The request. Reproduce every line of the records below, changing nothing.
--- Start Data for this exercise ---
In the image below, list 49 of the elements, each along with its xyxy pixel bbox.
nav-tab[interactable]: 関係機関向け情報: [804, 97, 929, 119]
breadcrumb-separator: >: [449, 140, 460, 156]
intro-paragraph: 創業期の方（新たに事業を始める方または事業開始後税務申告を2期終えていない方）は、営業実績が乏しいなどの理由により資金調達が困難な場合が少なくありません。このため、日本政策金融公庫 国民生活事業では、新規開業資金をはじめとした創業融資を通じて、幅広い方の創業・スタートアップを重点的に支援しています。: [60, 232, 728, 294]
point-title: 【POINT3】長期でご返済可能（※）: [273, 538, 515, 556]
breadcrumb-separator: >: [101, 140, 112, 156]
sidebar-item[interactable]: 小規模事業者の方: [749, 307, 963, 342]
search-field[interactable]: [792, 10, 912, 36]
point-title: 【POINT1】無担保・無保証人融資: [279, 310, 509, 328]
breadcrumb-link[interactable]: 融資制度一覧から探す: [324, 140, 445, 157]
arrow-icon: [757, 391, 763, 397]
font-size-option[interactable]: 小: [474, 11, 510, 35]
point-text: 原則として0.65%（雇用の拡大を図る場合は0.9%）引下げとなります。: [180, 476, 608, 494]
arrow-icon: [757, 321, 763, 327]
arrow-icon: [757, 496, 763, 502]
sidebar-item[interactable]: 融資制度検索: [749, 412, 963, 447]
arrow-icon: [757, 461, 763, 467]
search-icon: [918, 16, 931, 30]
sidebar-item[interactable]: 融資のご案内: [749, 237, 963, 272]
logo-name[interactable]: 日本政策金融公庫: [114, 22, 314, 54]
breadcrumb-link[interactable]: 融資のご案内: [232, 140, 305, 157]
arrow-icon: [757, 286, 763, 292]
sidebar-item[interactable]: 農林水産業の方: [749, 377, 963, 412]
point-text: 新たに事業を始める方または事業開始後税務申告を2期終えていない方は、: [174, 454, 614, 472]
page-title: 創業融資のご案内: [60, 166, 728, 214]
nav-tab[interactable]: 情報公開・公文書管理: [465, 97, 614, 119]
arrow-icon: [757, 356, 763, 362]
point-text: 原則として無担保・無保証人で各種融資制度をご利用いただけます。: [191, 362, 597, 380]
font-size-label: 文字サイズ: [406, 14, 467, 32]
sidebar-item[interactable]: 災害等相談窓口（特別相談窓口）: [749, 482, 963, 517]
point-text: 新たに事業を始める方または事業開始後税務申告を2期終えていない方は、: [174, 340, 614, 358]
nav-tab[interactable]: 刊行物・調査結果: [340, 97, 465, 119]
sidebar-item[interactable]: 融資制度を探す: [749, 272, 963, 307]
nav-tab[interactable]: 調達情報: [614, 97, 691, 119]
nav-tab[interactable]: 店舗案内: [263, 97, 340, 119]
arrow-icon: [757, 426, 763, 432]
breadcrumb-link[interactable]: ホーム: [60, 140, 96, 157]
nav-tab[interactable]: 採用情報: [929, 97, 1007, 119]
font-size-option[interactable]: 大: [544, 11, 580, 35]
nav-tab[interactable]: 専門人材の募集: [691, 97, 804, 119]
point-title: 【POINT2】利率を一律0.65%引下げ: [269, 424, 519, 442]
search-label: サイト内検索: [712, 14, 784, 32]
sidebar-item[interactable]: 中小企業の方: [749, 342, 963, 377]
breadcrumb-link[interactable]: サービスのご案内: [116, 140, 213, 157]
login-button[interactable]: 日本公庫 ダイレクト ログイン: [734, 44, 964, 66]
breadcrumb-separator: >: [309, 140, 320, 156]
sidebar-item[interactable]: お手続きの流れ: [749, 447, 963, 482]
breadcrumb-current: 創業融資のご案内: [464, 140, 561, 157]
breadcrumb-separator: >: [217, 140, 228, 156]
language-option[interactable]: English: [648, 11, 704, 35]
--- End Data for this exercise ---
Finished task.
In the image below, list 49 of the elements, each along with its xyxy pixel bbox.
nav-tab[interactable]: 関係機関向け情報: [804, 97, 929, 119]
breadcrumb-separator: >: [449, 140, 460, 156]
intro-paragraph: 創業期の方（新たに事業を始める方または事業開始後税務申告を2期終えていない方）は、営業実績が乏しいなどの理由により資金調達が困難な場合が少なくありません。このため、日本政策金融公庫 国民生活事業では、新規開業資金をはじめとした創業融資を通じて、幅広い方の創業・スタートアップを重点的に支援しています。: [60, 232, 728, 294]
point-title: 【POINT3】長期でご返済可能（※）: [273, 538, 515, 556]
breadcrumb-separator: >: [101, 140, 112, 156]
sidebar-item[interactable]: 小規模事業者の方: [749, 307, 963, 342]
search-field[interactable]: [792, 10, 912, 36]
point-title: 【POINT1】無担保・無保証人融資: [279, 310, 509, 328]
breadcrumb-link[interactable]: 融資制度一覧から探す: [324, 140, 445, 157]
arrow-icon: [757, 391, 763, 397]
font-size-option[interactable]: 小: [474, 11, 510, 35]
point-text: 原則として0.65%（雇用の拡大を図る場合は0.9%）引下げとなります。: [180, 476, 608, 494]
arrow-icon: [757, 321, 763, 327]
arrow-icon: [757, 496, 763, 502]
sidebar-item[interactable]: 融資制度検索: [749, 412, 963, 447]
arrow-icon: [757, 461, 763, 467]
search-icon: [918, 16, 931, 30]
sidebar-item[interactable]: 融資のご案内: [749, 237, 963, 272]
logo-name[interactable]: 日本政策金融公庫: [114, 22, 314, 54]
breadcrumb-link[interactable]: 融資のご案内: [232, 140, 305, 157]
arrow-icon: [757, 286, 763, 292]
sidebar-item[interactable]: 農林水産業の方: [749, 377, 963, 412]
point-text: 新たに事業を始める方または事業開始後税務申告を2期終えていない方は、: [174, 454, 614, 472]
page-title: 創業融資のご案内: [60, 166, 728, 214]
nav-tab[interactable]: 情報公開・公文書管理: [465, 97, 614, 119]
arrow-icon: [757, 356, 763, 362]
point-text: 原則として無担保・無保証人で各種融資制度をご利用いただけます。: [191, 362, 597, 380]
font-size-label: 文字サイズ: [406, 14, 467, 32]
sidebar-item[interactable]: 災害等相談窓口（特別相談窓口）: [749, 482, 963, 517]
point-text: 新たに事業を始める方または事業開始後税務申告を2期終えていない方は、: [174, 340, 614, 358]
nav-tab[interactable]: 刊行物・調査結果: [340, 97, 465, 119]
sidebar-item[interactable]: 融資制度を探す: [749, 272, 963, 307]
nav-tab[interactable]: 調達情報: [614, 97, 691, 119]
nav-tab[interactable]: 店舗案内: [263, 97, 340, 119]
arrow-icon: [757, 426, 763, 432]
breadcrumb-link[interactable]: ホーム: [60, 140, 96, 157]
nav-tab[interactable]: 採用情報: [929, 97, 1007, 119]
font-size-option[interactable]: 大: [544, 11, 580, 35]
nav-tab[interactable]: 専門人材の募集: [691, 97, 804, 119]
point-title: 【POINT2】利率を一律0.65%引下げ: [269, 424, 519, 442]
search-label: サイト内検索: [712, 14, 784, 32]
sidebar-item[interactable]: 中小企業の方: [749, 342, 963, 377]
breadcrumb-link[interactable]: サービスのご案内: [116, 140, 213, 157]
login-button[interactable]: 日本公庫 ダイレクト ログイン: [734, 44, 964, 66]
breadcrumb-separator: >: [309, 140, 320, 156]
sidebar-item[interactable]: お手続きの流れ: [749, 447, 963, 482]
breadcrumb-current: 創業融資のご案内: [464, 140, 561, 157]
breadcrumb-separator: >: [217, 140, 228, 156]
language-option[interactable]: English: [648, 11, 704, 35]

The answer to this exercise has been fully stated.